Work to complete - Set the listing down unchanged, minus every embedded image.

════

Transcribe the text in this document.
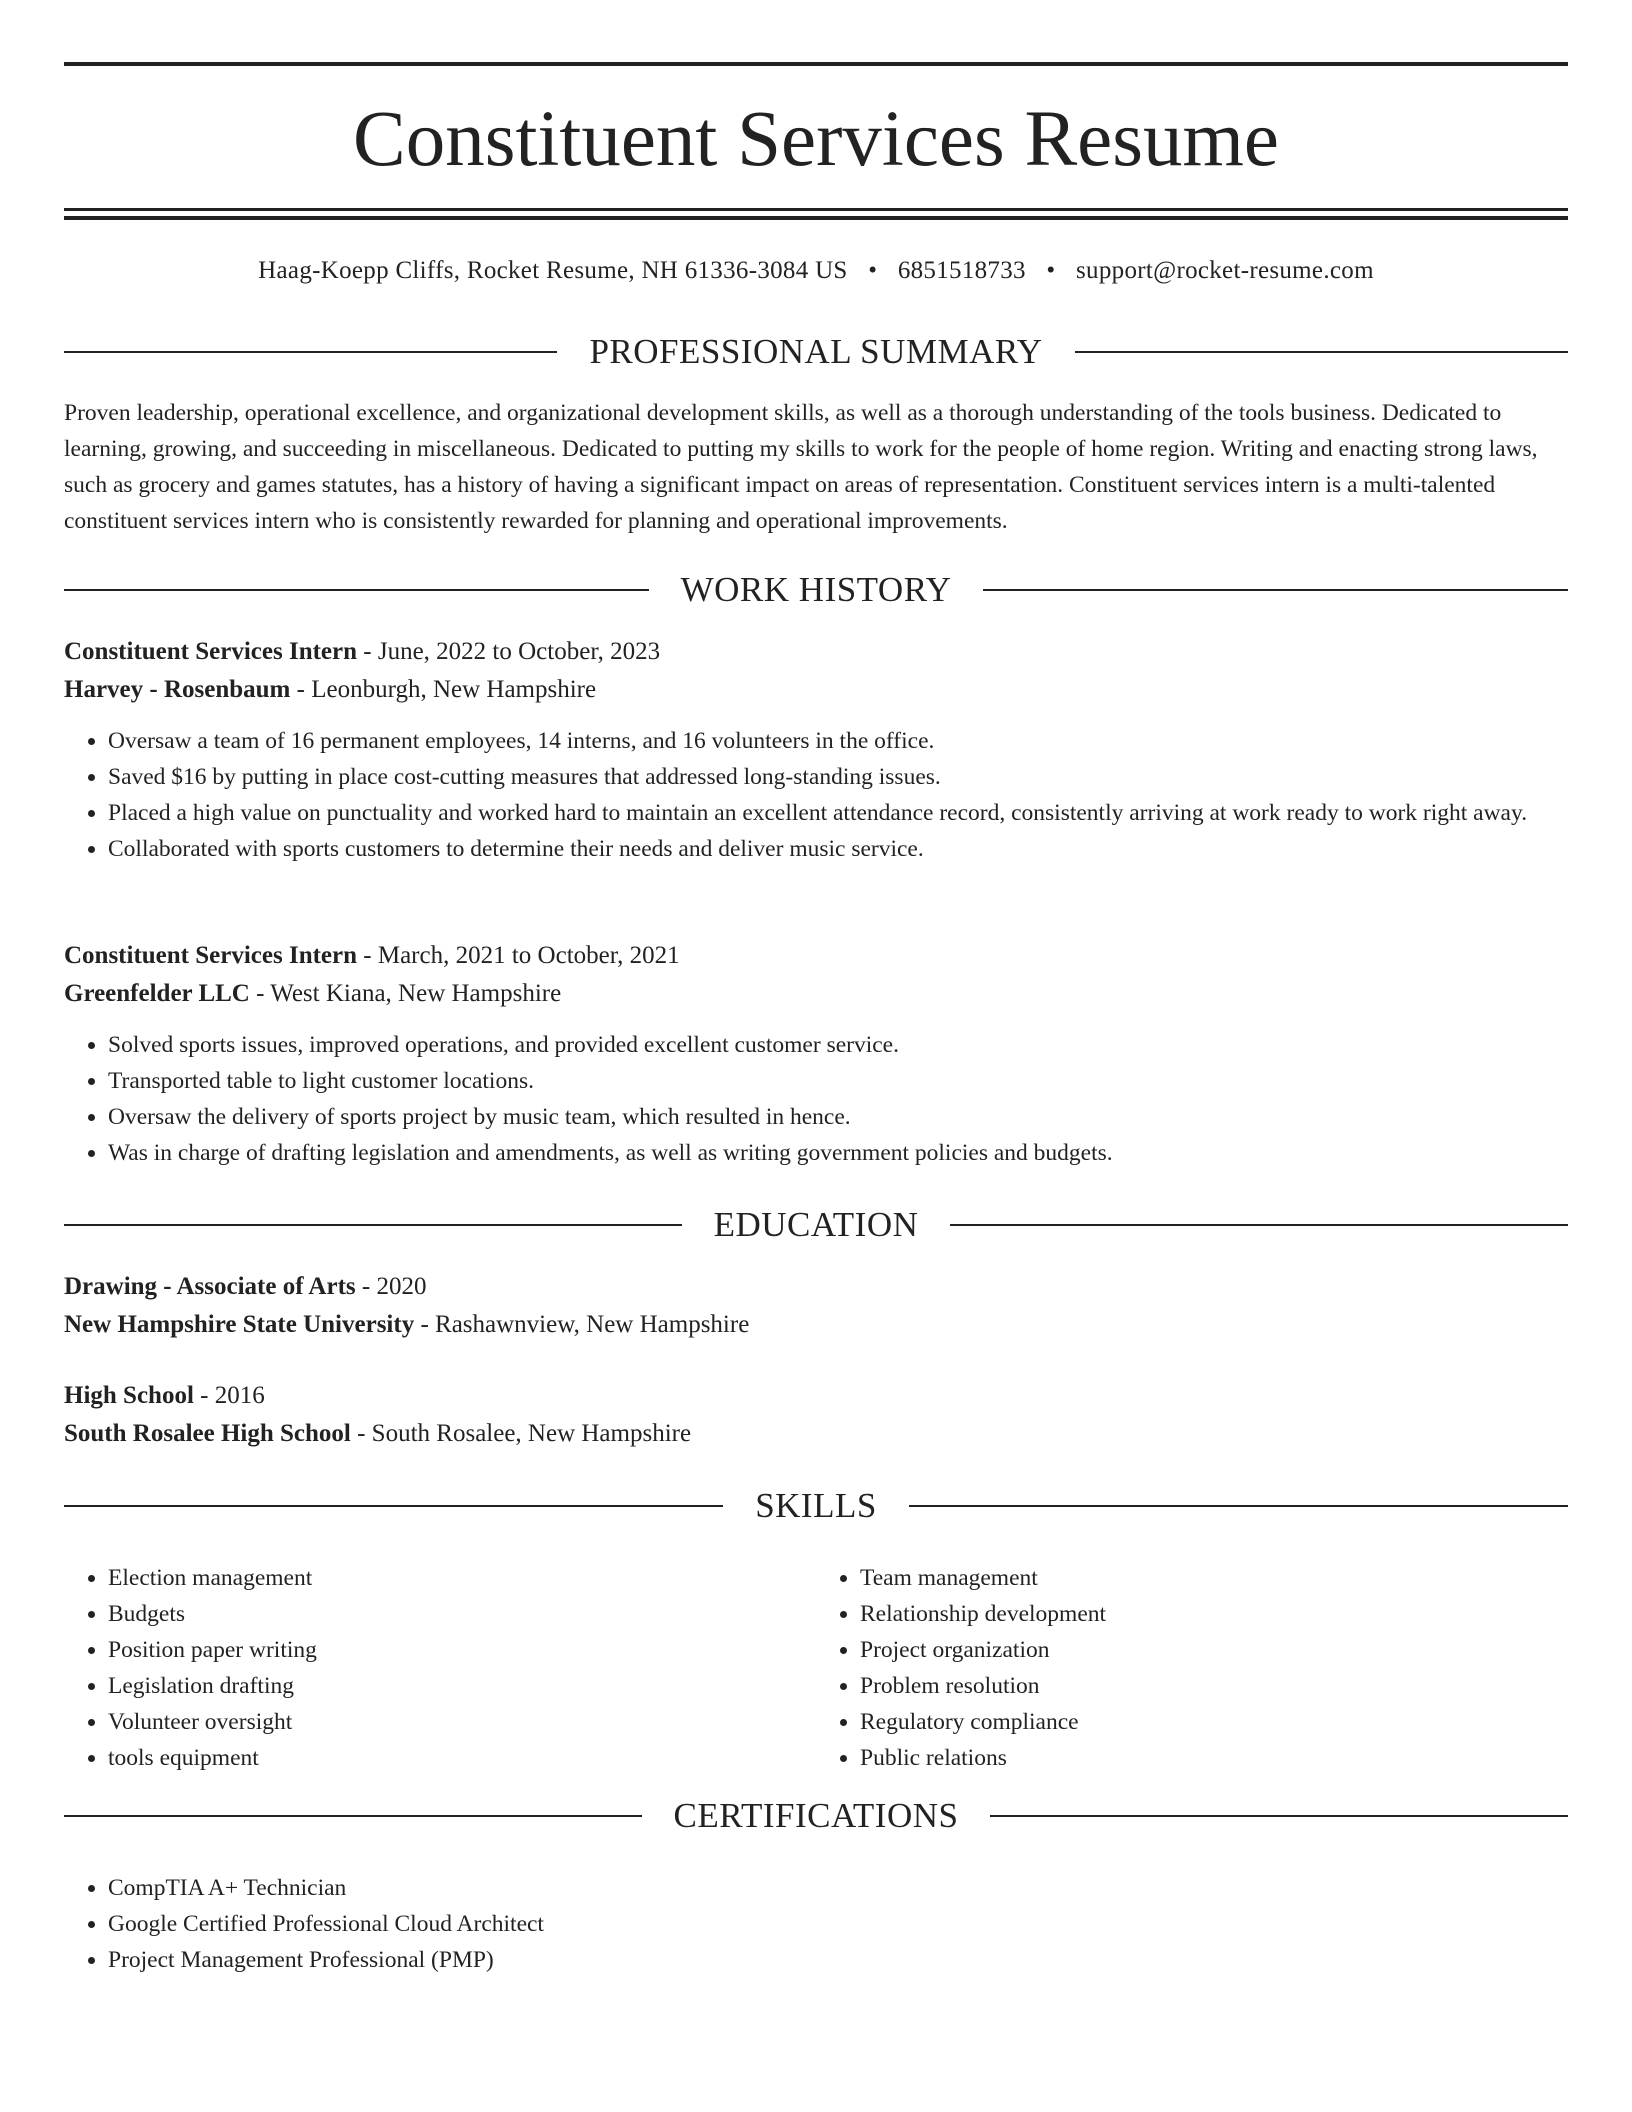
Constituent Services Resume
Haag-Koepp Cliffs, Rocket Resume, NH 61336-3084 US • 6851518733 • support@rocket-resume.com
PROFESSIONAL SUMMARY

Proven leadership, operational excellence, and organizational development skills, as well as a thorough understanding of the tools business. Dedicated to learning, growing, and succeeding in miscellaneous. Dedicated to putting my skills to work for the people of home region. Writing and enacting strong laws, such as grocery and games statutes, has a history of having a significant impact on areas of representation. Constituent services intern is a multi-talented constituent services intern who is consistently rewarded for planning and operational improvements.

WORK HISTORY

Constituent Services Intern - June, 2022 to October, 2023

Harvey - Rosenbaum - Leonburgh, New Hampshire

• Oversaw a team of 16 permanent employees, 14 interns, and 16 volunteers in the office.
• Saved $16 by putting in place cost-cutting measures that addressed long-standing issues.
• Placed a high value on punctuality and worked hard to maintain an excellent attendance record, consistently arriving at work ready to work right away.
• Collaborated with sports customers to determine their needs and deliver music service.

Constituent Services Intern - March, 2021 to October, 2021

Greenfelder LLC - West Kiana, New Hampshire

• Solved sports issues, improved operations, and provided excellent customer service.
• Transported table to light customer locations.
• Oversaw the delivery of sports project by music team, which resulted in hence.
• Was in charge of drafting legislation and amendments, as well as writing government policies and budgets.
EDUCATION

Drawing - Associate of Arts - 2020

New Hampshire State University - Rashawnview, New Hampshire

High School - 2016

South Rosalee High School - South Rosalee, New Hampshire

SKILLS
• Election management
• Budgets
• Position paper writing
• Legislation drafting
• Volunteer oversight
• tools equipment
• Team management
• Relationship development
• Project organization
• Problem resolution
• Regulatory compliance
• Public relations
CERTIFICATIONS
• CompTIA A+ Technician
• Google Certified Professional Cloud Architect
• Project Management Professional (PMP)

════

Solution to this task -
Transcribe the text in this document.
Constituent Services Resume
Haag-Koepp Cliffs, Rocket Resume, NH 61336-3084 US • 6851518733 • support@rocket-resume.com
PROFESSIONAL SUMMARY

Proven leadership, operational excellence, and organizational development skills, as well as a thorough understanding of the tools business. Dedicated to learning, growing, and succeeding in miscellaneous. Dedicated to putting my skills to work for the people of home region. Writing and enacting strong laws, such as grocery and games statutes, has a history of having a significant impact on areas of representation. Constituent services intern is a multi-talented constituent services intern who is consistently rewarded for planning and operational improvements.

WORK HISTORY

Constituent Services Intern - June, 2022 to October, 2023

Harvey - Rosenbaum - Leonburgh, New Hampshire

• Oversaw a team of 16 permanent employees, 14 interns, and 16 volunteers in the office.
• Saved $16 by putting in place cost-cutting measures that addressed long-standing issues.
• Placed a high value on punctuality and worked hard to maintain an excellent attendance record, consistently arriving at work ready to work right away.
• Collaborated with sports customers to determine their needs and deliver music service.

Constituent Services Intern - March, 2021 to October, 2021

Greenfelder LLC - West Kiana, New Hampshire

• Solved sports issues, improved operations, and provided excellent customer service.
• Transported table to light customer locations.
• Oversaw the delivery of sports project by music team, which resulted in hence.
• Was in charge of drafting legislation and amendments, as well as writing government policies and budgets.
EDUCATION

Drawing - Associate of Arts - 2020

New Hampshire State University - Rashawnview, New Hampshire

High School - 2016

South Rosalee High School - South Rosalee, New Hampshire

SKILLS
• Election management
• Budgets
• Position paper writing
• Legislation drafting
• Volunteer oversight
• tools equipment
• Team management
• Relationship development
• Project organization
• Problem resolution
• Regulatory compliance
• Public relations
CERTIFICATIONS
• CompTIA A+ Technician
• Google Certified Professional Cloud Architect
• Project Management Professional (PMP)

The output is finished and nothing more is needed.